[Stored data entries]

>>>>>

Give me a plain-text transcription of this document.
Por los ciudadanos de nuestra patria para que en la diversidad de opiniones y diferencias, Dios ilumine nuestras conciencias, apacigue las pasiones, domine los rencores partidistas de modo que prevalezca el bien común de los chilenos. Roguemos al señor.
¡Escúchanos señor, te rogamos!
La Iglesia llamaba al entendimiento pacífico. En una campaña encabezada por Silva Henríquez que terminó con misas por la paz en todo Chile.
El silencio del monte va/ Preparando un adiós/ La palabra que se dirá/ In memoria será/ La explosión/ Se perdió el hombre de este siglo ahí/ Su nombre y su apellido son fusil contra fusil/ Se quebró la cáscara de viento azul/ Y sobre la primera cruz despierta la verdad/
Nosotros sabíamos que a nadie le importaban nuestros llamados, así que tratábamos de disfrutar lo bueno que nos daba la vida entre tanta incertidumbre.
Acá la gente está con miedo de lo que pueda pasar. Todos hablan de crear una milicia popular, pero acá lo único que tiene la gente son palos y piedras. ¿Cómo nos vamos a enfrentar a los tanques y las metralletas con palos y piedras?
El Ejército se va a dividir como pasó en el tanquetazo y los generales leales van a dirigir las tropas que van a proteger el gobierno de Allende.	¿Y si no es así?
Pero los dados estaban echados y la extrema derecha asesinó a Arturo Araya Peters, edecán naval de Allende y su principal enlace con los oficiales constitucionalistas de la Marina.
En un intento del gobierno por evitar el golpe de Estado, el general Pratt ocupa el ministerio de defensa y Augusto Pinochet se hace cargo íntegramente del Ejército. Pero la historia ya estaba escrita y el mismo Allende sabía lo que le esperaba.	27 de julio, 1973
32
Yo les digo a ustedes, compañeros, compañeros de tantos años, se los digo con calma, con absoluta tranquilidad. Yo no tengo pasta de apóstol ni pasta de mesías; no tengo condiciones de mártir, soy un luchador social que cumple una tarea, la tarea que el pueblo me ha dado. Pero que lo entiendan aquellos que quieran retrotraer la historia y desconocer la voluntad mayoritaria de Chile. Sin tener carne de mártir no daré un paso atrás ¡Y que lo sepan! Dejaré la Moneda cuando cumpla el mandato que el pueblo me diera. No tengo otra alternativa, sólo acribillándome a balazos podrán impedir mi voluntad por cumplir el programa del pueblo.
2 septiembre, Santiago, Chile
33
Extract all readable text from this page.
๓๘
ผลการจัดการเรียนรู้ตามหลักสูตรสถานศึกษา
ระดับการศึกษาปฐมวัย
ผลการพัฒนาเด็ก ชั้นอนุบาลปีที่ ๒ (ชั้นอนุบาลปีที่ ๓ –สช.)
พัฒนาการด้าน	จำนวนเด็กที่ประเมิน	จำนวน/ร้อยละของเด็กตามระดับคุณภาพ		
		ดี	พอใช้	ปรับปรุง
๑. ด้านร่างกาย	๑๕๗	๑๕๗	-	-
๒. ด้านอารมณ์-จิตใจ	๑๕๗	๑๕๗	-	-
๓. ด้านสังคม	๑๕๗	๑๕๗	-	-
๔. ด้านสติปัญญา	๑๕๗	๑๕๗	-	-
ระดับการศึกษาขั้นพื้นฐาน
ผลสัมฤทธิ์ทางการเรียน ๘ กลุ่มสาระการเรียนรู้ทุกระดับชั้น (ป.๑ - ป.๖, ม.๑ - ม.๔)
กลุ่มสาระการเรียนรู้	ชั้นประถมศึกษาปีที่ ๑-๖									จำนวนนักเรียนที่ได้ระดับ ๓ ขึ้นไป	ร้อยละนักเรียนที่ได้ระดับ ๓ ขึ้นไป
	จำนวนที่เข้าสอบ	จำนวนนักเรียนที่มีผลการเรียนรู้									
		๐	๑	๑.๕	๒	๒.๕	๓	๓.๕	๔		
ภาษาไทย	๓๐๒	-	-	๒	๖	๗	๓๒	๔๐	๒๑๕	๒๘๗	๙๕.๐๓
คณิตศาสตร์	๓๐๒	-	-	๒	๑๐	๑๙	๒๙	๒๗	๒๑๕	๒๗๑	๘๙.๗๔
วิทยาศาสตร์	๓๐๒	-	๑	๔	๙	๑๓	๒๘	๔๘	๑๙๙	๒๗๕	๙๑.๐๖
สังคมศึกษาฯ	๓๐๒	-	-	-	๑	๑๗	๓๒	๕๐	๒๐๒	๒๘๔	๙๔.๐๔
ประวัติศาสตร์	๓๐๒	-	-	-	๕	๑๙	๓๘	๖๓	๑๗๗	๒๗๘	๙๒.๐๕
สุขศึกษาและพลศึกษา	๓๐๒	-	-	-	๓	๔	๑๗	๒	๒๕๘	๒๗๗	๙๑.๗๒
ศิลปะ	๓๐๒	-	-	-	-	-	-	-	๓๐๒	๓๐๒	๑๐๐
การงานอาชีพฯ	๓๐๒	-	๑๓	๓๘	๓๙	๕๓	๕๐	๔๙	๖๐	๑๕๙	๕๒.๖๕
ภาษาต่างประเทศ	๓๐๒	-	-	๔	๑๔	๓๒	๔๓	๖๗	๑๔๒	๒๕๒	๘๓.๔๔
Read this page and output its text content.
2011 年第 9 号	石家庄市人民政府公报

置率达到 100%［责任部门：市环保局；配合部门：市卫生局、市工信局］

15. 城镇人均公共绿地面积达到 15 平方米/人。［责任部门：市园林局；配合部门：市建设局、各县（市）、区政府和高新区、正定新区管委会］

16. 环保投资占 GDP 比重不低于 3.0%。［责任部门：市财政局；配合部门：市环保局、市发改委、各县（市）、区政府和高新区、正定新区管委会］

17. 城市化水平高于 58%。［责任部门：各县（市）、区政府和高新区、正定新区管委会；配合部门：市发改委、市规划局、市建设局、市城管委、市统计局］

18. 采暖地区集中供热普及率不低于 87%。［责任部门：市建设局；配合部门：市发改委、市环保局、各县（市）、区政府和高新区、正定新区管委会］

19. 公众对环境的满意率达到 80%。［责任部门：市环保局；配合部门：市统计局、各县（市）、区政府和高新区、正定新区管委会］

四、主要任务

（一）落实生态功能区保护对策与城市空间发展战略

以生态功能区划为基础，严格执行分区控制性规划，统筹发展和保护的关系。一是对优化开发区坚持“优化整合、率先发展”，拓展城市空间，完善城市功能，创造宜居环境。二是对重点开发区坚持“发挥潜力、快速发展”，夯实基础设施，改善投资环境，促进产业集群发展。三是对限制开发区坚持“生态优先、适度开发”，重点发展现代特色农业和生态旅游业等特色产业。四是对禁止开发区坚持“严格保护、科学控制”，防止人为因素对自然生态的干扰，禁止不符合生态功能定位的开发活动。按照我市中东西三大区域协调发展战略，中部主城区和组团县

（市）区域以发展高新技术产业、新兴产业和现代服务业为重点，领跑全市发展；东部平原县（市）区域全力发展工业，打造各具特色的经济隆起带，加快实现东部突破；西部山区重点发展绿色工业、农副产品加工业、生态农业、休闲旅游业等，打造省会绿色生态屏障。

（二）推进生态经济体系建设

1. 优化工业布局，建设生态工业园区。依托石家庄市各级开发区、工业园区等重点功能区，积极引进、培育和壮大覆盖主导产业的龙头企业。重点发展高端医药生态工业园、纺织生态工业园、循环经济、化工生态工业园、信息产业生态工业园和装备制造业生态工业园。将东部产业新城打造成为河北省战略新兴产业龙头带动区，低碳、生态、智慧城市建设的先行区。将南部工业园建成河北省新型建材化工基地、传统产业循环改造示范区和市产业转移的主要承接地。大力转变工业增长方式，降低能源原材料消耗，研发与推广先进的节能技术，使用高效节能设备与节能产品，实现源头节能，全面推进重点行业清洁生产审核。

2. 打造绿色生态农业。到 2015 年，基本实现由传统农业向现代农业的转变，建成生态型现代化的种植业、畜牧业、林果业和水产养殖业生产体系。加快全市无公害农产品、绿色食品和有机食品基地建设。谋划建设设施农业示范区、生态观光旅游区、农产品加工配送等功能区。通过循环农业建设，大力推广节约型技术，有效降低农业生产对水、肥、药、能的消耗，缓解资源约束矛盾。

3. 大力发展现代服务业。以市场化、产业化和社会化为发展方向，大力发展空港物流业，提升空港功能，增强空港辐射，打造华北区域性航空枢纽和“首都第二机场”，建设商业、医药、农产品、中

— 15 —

<<<<<

> **What you have to do**: Locate the line with "Read this page and output its text content." in the entries above; extract it and every line after it, verbatim.

> **Solution**:
Read this page and output its text content.
2011 年第 9 号	石家庄市人民政府公报

置率达到 100%［责任部门：市环保局；配合部门：市卫生局、市工信局］

15. 城镇人均公共绿地面积达到 15 平方米/人。［责任部门：市园林局；配合部门：市建设局、各县（市）、区政府和高新区、正定新区管委会］

16. 环保投资占 GDP 比重不低于 3.0%。［责任部门：市财政局；配合部门：市环保局、市发改委、各县（市）、区政府和高新区、正定新区管委会］

17. 城市化水平高于 58%。［责任部门：各县（市）、区政府和高新区、正定新区管委会；配合部门：市发改委、市规划局、市建设局、市城管委、市统计局］

18. 采暖地区集中供热普及率不低于 87%。［责任部门：市建设局；配合部门：市发改委、市环保局、各县（市）、区政府和高新区、正定新区管委会］

19. 公众对环境的满意率达到 80%。［责任部门：市环保局；配合部门：市统计局、各县（市）、区政府和高新区、正定新区管委会］

四、主要任务

（一）落实生态功能区保护对策与城市空间发展战略

以生态功能区划为基础，严格执行分区控制性规划，统筹发展和保护的关系。一是对优化开发区坚持“优化整合、率先发展”，拓展城市空间，完善城市功能，创造宜居环境。二是对重点开发区坚持“发挥潜力、快速发展”，夯实基础设施，改善投资环境，促进产业集群发展。三是对限制开发区坚持“生态优先、适度开发”，重点发展现代特色农业和生态旅游业等特色产业。四是对禁止开发区坚持“严格保护、科学控制”，防止人为因素对自然生态的干扰，禁止不符合生态功能定位的开发活动。按照我市中东西三大区域协调发展战略，中部主城区和组团县

（市）区域以发展高新技术产业、新兴产业和现代服务业为重点，领跑全市发展；东部平原县（市）区域全力发展工业，打造各具特色的经济隆起带，加快实现东部突破；西部山区重点发展绿色工业、农副产品加工业、生态农业、休闲旅游业等，打造省会绿色生态屏障。

（二）推进生态经济体系建设

1. 优化工业布局，建设生态工业园区。依托石家庄市各级开发区、工业园区等重点功能区，积极引进、培育和壮大覆盖主导产业的龙头企业。重点发展高端医药生态工业园、纺织生态工业园、循环经济、化工生态工业园、信息产业生态工业园和装备制造业生态工业园。将东部产业新城打造成为河北省战略新兴产业龙头带动区，低碳、生态、智慧城市建设的先行区。将南部工业园建成河北省新型建材化工基地、传统产业循环改造示范区和市产业转移的主要承接地。大力转变工业增长方式，降低能源原材料消耗，研发与推广先进的节能技术，使用高效节能设备与节能产品，实现源头节能，全面推进重点行业清洁生产审核。

2. 打造绿色生态农业。到 2015 年，基本实现由传统农业向现代农业的转变，建成生态型现代化的种植业、畜牧业、林果业和水产养殖业生产体系。加快全市无公害农产品、绿色食品和有机食品基地建设。谋划建设设施农业示范区、生态观光旅游区、农产品加工配送等功能区。通过循环农业建设，大力推广节约型技术，有效降低农业生产对水、肥、药、能的消耗，缓解资源约束矛盾。

3. 大力发展现代服务业。以市场化、产业化和社会化为发展方向，大力发展空港物流业，提升空港功能，增强空港辐射，打造华北区域性航空枢纽和“首都第二机场”，建设商业、医药、农产品、中

— 15 —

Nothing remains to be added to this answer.